Identify and pull out each line of the entries in which "come" occurs.

···

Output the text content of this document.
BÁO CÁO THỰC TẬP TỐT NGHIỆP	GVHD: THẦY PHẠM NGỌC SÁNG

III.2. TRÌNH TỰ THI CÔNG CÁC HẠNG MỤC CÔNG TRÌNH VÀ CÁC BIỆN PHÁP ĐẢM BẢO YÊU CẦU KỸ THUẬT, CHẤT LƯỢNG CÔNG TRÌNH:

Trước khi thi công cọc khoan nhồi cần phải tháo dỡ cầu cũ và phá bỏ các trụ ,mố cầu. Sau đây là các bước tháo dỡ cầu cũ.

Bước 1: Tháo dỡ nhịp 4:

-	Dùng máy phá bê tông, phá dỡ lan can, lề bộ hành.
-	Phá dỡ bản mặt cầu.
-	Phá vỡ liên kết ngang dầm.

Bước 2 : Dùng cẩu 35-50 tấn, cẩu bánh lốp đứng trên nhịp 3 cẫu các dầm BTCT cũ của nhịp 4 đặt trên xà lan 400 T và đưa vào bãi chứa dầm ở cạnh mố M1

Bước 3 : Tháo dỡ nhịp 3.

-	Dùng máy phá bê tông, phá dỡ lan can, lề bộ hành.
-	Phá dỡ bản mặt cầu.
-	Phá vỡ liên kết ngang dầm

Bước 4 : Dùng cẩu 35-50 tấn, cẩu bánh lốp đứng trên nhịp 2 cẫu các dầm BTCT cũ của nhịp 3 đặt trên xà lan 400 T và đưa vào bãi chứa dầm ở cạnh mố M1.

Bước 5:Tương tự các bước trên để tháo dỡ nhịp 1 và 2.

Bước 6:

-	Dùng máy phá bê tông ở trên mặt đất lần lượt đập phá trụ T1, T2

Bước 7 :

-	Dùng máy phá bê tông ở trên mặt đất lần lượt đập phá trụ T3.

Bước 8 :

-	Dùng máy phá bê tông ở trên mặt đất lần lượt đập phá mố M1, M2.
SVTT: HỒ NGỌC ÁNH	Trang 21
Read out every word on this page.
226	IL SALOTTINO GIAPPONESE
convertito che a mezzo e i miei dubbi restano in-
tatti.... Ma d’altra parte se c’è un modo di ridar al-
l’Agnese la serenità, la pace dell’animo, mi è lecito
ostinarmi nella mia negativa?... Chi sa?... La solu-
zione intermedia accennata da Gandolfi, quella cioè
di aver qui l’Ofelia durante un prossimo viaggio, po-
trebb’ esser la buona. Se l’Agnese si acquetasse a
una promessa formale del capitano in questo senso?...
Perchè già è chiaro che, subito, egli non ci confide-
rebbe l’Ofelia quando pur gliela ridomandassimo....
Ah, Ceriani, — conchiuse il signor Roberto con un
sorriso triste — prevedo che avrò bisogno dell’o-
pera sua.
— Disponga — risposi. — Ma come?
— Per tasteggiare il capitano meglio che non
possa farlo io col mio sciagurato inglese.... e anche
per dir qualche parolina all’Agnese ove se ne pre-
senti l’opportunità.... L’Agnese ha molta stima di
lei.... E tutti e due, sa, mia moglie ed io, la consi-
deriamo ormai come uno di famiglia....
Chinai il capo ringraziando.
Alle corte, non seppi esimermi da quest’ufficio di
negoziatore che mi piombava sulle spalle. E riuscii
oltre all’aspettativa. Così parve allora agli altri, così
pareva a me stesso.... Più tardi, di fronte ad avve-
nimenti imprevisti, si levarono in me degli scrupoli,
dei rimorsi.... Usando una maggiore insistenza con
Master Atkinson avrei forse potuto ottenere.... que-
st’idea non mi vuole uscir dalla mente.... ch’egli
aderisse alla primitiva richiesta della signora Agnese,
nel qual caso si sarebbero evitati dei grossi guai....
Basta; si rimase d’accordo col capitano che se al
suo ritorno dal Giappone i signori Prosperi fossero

···

Solution below
— Disponga — risposi. — Ma come?
deriamo ormai come uno di famiglia....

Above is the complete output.